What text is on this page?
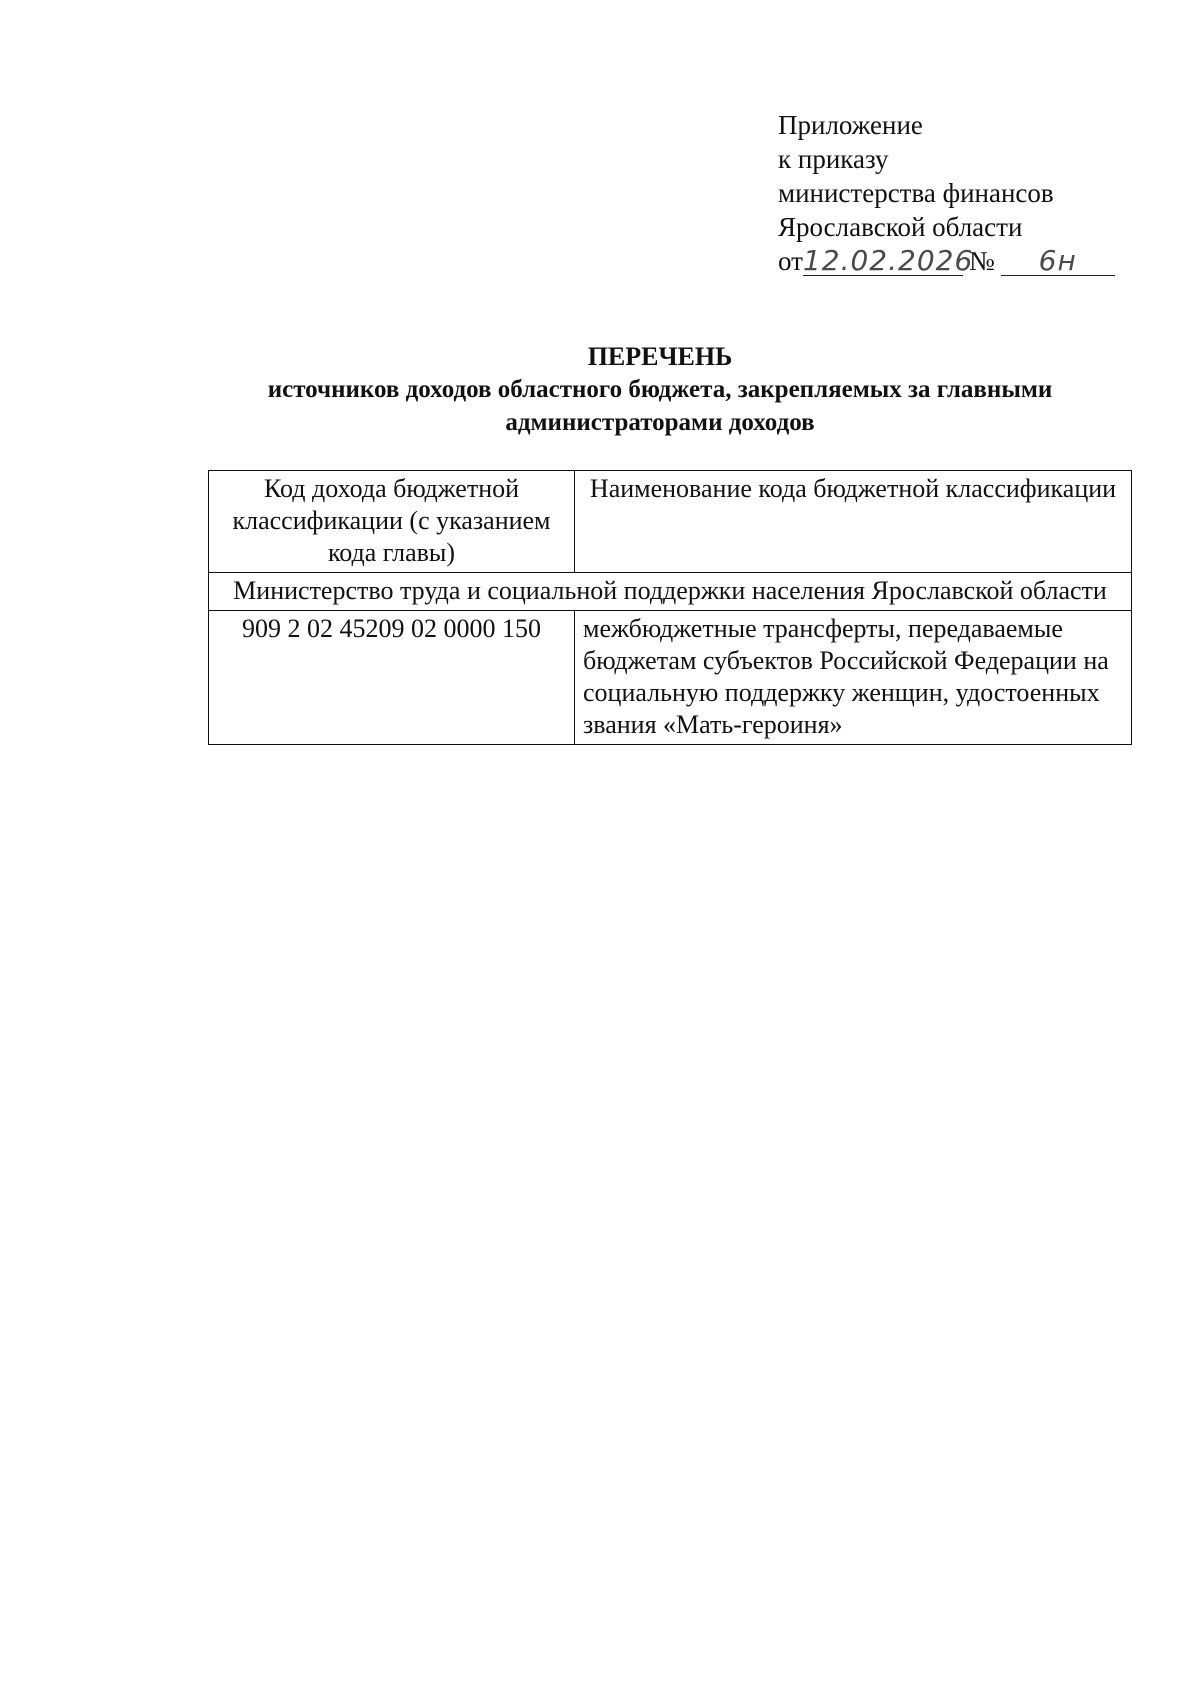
Приложение
к приказу
министерства финансов
Ярославской области
от12.02.2026№ 6н
ПЕРЕЧЕНЬ
источников доходов областного бюджета, закрепляемых за главными администраторами доходов
Код дохода бюджетной классификации (с указанием кода главы)	Наименование кода бюджетной классификации
Министерство труда и социальной поддержки населения Ярославской области	
909 2 02 45209 02 0000 150	межбюджетные трансферты, передаваемые бюджетам субъектов Российской Федерации на социальную поддержку женщин, удостоенных звания «Мать-героиня»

· · · ·

## What the exercise asks
Quote the full listing above word for word; exclude every picture from the copy.

## The result
What text is on this page?
Приложение
к приказу
министерства финансов
Ярославской области
от12.02.2026№ 6н
ПЕРЕЧЕНЬ
источников доходов областного бюджета, закрепляемых за главными администраторами доходов
Код дохода бюджетной классификации (с указанием кода главы)	Наименование кода бюджетной классификации
Министерство труда и социальной поддержки населения Ярославской области	
909 2 02 45209 02 0000 150	межбюджетные трансферты, передаваемые бюджетам субъектов Российской Федерации на социальную поддержку женщин, удостоенных звания «Мать-героиня»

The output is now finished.